═════ Provided records
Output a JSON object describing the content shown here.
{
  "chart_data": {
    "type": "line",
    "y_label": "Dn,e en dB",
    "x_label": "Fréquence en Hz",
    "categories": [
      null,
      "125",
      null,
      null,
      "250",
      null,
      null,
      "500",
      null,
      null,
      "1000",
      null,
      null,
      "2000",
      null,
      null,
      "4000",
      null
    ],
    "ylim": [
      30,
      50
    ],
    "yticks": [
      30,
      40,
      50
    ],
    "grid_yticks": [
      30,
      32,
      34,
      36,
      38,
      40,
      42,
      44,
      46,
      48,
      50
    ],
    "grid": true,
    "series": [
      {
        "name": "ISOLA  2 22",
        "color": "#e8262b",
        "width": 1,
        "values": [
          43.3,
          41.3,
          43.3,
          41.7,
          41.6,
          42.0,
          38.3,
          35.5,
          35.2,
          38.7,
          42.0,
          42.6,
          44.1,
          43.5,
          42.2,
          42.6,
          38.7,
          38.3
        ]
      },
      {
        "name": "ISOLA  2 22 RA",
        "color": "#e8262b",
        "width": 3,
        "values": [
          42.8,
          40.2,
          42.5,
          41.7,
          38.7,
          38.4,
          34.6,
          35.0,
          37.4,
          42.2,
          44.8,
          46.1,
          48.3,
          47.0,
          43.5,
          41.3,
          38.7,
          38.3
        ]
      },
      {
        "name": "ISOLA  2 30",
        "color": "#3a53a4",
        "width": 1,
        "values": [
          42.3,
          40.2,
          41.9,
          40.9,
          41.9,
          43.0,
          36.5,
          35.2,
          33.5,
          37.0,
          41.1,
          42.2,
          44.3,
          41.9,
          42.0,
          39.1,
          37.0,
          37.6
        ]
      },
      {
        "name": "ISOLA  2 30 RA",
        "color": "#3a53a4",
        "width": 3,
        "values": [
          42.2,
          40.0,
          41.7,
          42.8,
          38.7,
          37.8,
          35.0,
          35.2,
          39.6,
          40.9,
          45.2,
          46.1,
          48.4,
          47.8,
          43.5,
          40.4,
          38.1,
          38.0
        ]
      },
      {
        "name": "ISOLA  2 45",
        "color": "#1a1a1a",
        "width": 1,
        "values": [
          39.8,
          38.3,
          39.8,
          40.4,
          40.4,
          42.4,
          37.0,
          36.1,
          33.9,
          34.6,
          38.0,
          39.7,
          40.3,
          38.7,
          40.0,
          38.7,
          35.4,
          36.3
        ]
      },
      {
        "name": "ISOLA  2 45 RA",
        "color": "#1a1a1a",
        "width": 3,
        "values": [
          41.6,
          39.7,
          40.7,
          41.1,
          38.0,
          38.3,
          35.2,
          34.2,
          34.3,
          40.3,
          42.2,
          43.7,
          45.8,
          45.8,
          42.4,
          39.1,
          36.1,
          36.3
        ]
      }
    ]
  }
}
══════════
*Requirement*
Extract all of the data above without altering anything.

*Correct output*
Output a JSON object describing the content shown here.
{
  "chart_data": {
    "type": "line",
    "y_label": "Dn,e en dB",
    "x_label": "Fréquence en Hz",
    "categories": [
      null,
      "125",
      null,
      null,
      "250",
      null,
      null,
      "500",
      null,
      null,
      "1000",
      null,
      null,
      "2000",
      null,
      null,
      "4000",
      null
    ],
    "ylim": [
      30,
      50
    ],
    "yticks": [
      30,
      40,
      50
    ],
    "grid_yticks": [
      30,
      32,
      34,
      36,
      38,
      40,
      42,
      44,
      46,
      48,
      50
    ],
    "grid": true,
    "series": [
      {
        "name": "ISOLA  2 22",
        "color": "#e8262b",
        "width": 1,
        "values": [
          43.3,
          41.3,
          43.3,
          41.7,
          41.6,
          42.0,
          38.3,
          35.5,
          35.2,
          38.7,
          42.0,
          42.6,
          44.1,
          43.5,
          42.2,
          42.6,
          38.7,
          38.3
        ]
      },
      {
        "name": "ISOLA  2 22 RA",
        "color": "#e8262b",
        "width": 3,
        "values": [
          42.8,
          40.2,
          42.5,
          41.7,
          38.7,
          38.4,
          34.6,
          35.0,
          37.4,
          42.2,
          44.8,
          46.1,
          48.3,
          47.0,
          43.5,
          41.3,
          38.7,
          38.3
        ]
      },
      {
        "name": "ISOLA  2 30",
        "color": "#3a53a4",
        "width": 1,
        "values": [
          42.3,
          40.2,
          41.9,
          40.9,
          41.9,
          43.0,
          36.5,
          35.2,
          33.5,
          37.0,
          41.1,
          42.2,
          44.3,
          41.9,
          42.0,
          39.1,
          37.0,
          37.6
        ]
      },
      {
        "name": "ISOLA  2 30 RA",
        "color": "#3a53a4",
        "width": 3,
        "values": [
          42.2,
          40.0,
          41.7,
          42.8,
          38.7,
          37.8,
          35.0,
          35.2,
          39.6,
          40.9,
          45.2,
          46.1,
          48.4,
          47.8,
          43.5,
          40.4,
          38.1,
          38.0
        ]
      },
      {
        "name": "ISOLA  2 45",
        "color": "#1a1a1a",
        "width": 1,
        "values": [
          39.8,
          38.3,
          39.8,
          40.4,
          40.4,
          42.4,
          37.0,
          36.1,
          33.9,
          34.6,
          38.0,
          39.7,
          40.3,
          38.7,
          40.0,
          38.7,
          35.4,
          36.3
        ]
      },
      {
        "name": "ISOLA  2 45 RA",
        "color": "#1a1a1a",
        "width": 3,
        "values": [
          41.6,
          39.7,
          40.7,
          41.1,
          38.0,
          38.3,
          35.2,
          34.2,
          34.3,
          40.3,
          42.2,
          43.7,
          45.8,
          45.8,
          42.4,
          39.1,
          36.1,
          36.3
        ]
      }
    ]
  }
}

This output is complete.